• Recorded information
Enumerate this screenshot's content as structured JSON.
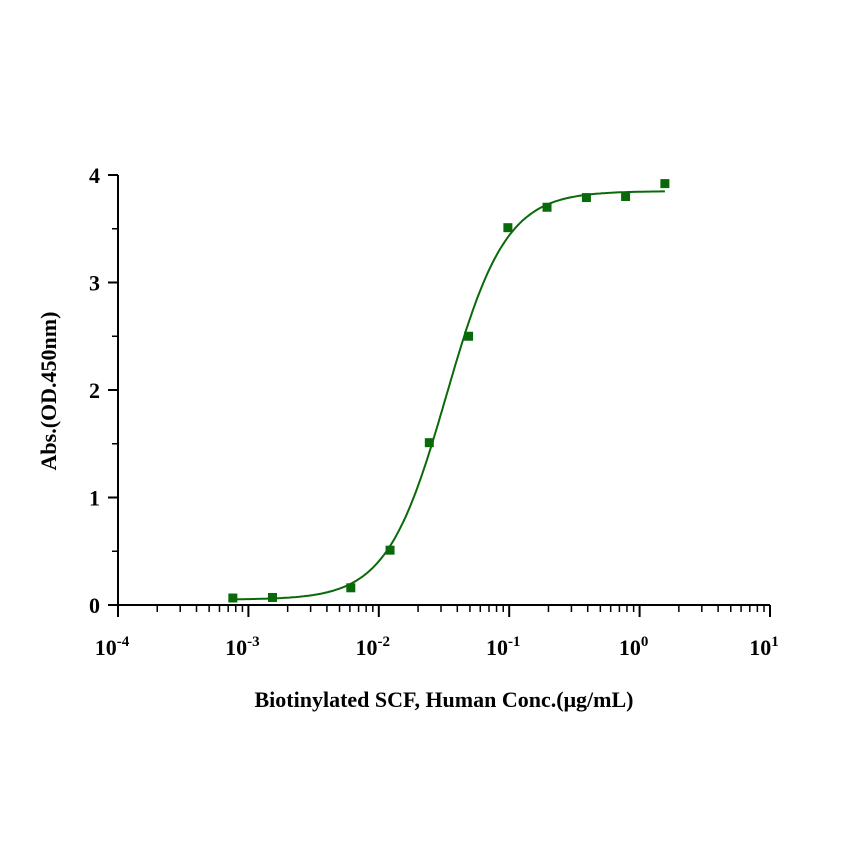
{
  "chart_data": {
    "type": "scatter",
    "title": "",
    "xlabel": "Biotinylated SCF, Human Conc.(μg/mL)",
    "ylabel": "Abs.(OD.450nm)",
    "xscale": "log",
    "xlim": [
      0.0001,
      10
    ],
    "ylim": [
      0,
      4
    ],
    "x_ticks": [
      {
        "base": "10",
        "exp": "-4"
      },
      {
        "base": "10",
        "exp": "-3"
      },
      {
        "base": "10",
        "exp": "-2"
      },
      {
        "base": "10",
        "exp": "-1"
      },
      {
        "base": "10",
        "exp": "0"
      },
      {
        "base": "10",
        "exp": "1"
      }
    ],
    "y_ticks": [
      "0",
      "1",
      "2",
      "3",
      "4"
    ],
    "grid": false,
    "color": "#0a6a0a",
    "series": [
      {
        "name": "Biotinylated SCF, Human",
        "x": [
          0.00076,
          0.00153,
          0.0061,
          0.0122,
          0.0244,
          0.0488,
          0.0977,
          0.195,
          0.391,
          0.781,
          1.5625
        ],
        "y": [
          0.065,
          0.07,
          0.16,
          0.51,
          1.51,
          2.5,
          3.51,
          3.7,
          3.79,
          3.8,
          3.92
        ]
      }
    ],
    "fit": {
      "model": "4PL",
      "bottom": 0.05,
      "top": 3.85,
      "ec50": 0.033,
      "hill": 1.9
    }
  }
}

• Given instruction
Your task is to reproduce all of the material exactly. The pictures stay out.

• Response to the exercise
Enumerate this screenshot's content as structured JSON.
{
  "chart_data": {
    "type": "scatter",
    "title": "",
    "xlabel": "Biotinylated SCF, Human Conc.(μg/mL)",
    "ylabel": "Abs.(OD.450nm)",
    "xscale": "log",
    "xlim": [
      0.0001,
      10
    ],
    "ylim": [
      0,
      4
    ],
    "x_ticks": [
      {
        "base": "10",
        "exp": "-4"
      },
      {
        "base": "10",
        "exp": "-3"
      },
      {
        "base": "10",
        "exp": "-2"
      },
      {
        "base": "10",
        "exp": "-1"
      },
      {
        "base": "10",
        "exp": "0"
      },
      {
        "base": "10",
        "exp": "1"
      }
    ],
    "y_ticks": [
      "0",
      "1",
      "2",
      "3",
      "4"
    ],
    "grid": false,
    "color": "#0a6a0a",
    "series": [
      {
        "name": "Biotinylated SCF, Human",
        "x": [
          0.00076,
          0.00153,
          0.0061,
          0.0122,
          0.0244,
          0.0488,
          0.0977,
          0.195,
          0.391,
          0.781,
          1.5625
        ],
        "y": [
          0.065,
          0.07,
          0.16,
          0.51,
          1.51,
          2.5,
          3.51,
          3.7,
          3.79,
          3.8,
          3.92
        ]
      }
    ],
    "fit": {
      "model": "4PL",
      "bottom": 0.05,
      "top": 3.85,
      "ec50": 0.033,
      "hill": 1.9
    }
  }
}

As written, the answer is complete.